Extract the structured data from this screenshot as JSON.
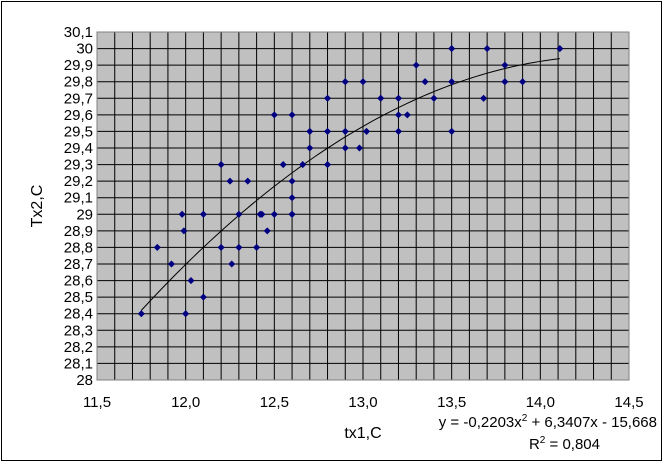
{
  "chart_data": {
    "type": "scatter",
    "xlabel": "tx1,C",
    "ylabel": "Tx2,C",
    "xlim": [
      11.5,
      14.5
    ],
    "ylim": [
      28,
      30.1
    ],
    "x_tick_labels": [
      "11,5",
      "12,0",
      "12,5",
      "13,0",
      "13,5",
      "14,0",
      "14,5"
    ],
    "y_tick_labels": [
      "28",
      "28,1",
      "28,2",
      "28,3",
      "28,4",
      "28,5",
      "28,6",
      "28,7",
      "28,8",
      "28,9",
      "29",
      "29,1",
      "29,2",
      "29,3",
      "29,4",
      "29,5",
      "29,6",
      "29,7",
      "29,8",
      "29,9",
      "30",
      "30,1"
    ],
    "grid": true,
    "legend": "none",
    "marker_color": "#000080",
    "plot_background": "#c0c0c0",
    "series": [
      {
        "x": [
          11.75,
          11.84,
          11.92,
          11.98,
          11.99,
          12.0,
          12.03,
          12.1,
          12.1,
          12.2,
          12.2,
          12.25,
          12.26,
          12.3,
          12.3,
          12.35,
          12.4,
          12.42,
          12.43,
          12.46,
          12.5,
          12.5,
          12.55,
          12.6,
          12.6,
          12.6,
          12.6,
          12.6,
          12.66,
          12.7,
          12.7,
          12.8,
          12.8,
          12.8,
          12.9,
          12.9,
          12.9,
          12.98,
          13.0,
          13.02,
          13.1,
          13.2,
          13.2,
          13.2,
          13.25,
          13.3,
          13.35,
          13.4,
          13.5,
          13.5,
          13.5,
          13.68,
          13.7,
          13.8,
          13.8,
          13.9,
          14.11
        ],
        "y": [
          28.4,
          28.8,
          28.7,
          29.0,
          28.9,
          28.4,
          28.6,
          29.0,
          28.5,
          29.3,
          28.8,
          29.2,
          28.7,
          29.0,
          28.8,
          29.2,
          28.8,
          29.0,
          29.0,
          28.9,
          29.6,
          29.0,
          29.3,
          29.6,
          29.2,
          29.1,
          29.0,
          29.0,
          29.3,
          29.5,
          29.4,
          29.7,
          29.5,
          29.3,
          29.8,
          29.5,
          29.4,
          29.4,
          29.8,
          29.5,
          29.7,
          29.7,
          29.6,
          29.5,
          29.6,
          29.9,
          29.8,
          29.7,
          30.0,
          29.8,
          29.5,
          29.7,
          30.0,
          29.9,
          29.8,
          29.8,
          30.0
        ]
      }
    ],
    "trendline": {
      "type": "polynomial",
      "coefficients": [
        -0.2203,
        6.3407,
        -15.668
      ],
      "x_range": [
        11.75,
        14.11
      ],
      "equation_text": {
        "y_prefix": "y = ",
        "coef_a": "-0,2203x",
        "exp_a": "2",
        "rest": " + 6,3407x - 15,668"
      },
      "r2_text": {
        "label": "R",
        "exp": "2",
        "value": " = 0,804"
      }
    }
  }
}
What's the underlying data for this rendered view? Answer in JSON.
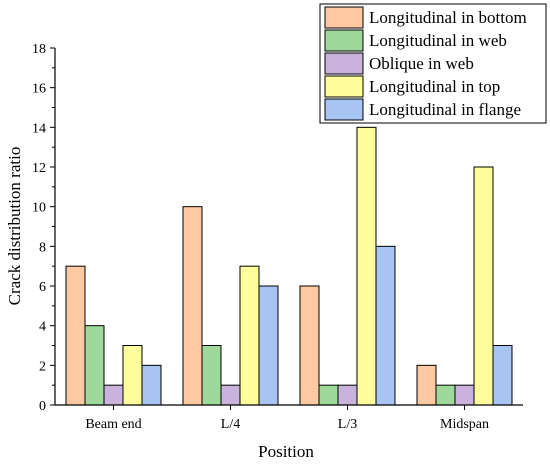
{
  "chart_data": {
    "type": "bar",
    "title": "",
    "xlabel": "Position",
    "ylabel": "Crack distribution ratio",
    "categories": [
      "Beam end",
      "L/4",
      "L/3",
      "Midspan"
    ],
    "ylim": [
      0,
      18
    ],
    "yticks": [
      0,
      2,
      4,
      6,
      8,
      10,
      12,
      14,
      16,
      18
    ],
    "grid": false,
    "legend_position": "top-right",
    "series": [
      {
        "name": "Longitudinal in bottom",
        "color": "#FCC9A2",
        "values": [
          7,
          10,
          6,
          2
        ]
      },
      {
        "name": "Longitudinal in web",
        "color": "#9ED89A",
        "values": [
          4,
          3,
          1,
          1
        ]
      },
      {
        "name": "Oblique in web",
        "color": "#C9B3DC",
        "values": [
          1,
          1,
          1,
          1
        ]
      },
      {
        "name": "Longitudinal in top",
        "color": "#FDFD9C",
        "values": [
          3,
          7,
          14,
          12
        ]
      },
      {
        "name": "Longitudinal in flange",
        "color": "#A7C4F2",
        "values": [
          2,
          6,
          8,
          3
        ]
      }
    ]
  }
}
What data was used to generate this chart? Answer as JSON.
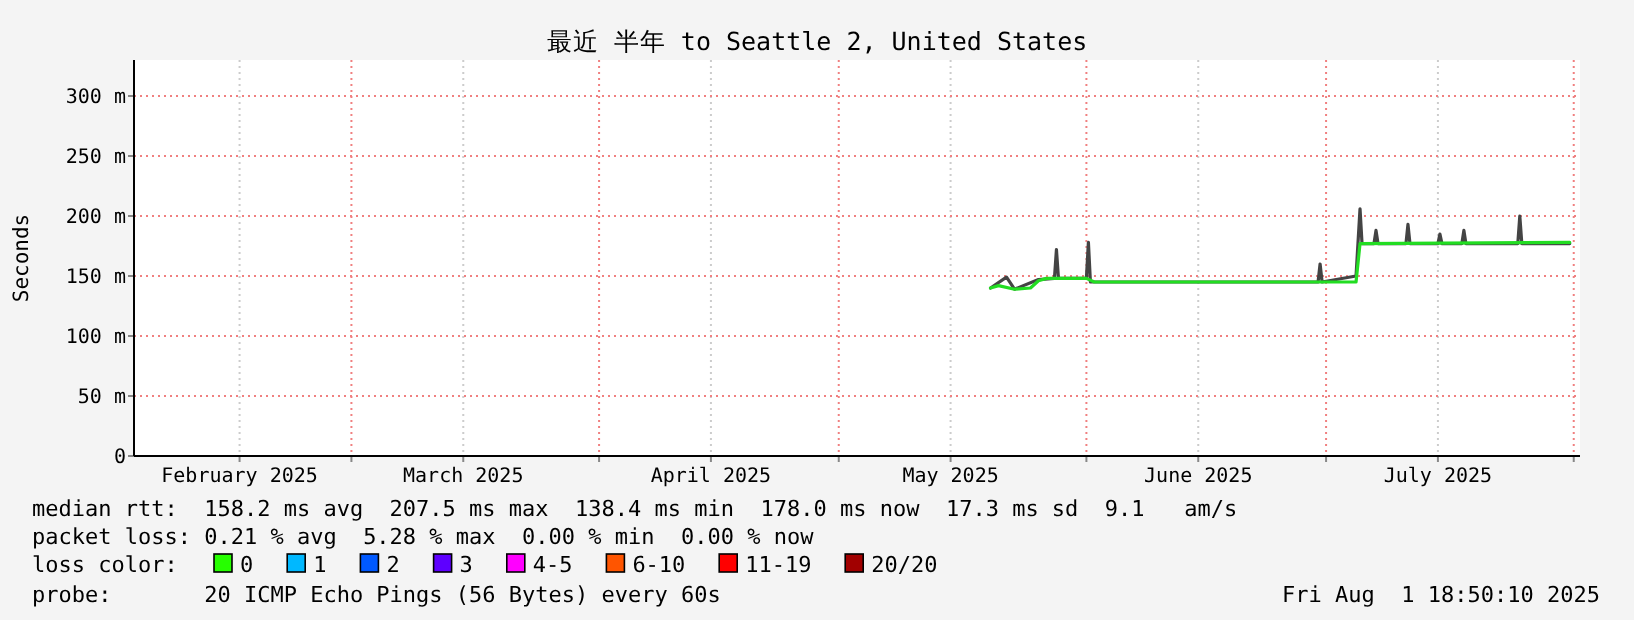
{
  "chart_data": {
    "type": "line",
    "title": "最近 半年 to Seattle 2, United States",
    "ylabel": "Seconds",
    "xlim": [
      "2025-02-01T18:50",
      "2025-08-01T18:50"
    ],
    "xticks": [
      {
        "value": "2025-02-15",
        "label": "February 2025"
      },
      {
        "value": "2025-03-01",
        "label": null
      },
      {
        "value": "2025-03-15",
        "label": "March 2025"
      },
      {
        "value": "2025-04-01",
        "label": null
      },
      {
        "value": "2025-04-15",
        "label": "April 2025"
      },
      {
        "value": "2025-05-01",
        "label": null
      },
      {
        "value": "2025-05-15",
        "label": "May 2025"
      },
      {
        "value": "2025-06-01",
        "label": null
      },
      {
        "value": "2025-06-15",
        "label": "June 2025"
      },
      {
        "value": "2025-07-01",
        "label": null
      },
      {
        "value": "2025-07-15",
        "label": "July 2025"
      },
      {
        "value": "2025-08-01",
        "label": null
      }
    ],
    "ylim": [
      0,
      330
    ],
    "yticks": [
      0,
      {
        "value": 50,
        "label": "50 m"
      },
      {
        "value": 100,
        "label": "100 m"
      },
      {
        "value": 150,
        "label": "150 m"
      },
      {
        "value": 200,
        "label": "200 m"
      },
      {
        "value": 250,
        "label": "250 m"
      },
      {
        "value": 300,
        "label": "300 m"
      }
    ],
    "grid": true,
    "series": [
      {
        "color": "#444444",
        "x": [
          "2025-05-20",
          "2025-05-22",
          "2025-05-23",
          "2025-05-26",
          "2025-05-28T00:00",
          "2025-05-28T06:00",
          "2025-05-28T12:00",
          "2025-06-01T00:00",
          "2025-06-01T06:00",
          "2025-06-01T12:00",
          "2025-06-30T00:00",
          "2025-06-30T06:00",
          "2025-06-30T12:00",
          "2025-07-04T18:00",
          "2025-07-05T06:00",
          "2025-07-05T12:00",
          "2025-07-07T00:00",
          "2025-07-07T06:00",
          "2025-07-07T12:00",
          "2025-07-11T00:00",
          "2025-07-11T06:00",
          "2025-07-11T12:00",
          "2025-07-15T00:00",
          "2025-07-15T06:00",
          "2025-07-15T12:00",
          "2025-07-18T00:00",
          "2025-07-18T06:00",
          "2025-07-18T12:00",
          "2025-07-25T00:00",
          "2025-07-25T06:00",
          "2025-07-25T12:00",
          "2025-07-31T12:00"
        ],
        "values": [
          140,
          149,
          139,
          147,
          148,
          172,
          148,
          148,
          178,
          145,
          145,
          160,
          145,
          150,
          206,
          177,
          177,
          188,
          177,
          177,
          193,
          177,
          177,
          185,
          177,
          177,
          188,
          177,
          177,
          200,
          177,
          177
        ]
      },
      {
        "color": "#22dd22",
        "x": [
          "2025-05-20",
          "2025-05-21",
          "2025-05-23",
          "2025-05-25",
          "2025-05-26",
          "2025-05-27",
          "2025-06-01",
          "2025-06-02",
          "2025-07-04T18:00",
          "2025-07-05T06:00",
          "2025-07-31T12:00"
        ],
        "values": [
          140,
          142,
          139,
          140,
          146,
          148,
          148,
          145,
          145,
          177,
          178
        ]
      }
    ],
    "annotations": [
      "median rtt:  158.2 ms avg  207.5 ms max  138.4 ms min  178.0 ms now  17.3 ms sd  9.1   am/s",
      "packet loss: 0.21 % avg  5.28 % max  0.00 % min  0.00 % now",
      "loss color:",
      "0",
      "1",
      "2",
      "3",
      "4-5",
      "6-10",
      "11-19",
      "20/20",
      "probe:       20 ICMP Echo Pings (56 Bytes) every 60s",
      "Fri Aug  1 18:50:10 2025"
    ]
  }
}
= = = = =
[WRITTEN EXERCISE] Point out every line holding the string "JSON" and copy it.

[OUTPUT FOR THIS EXERCISE]
Extract the structured data from this screenshot as JSON.
What's the underlying data for this rendered view? Answer in JSON.
What data was used to generate this chart? Answer as JSON.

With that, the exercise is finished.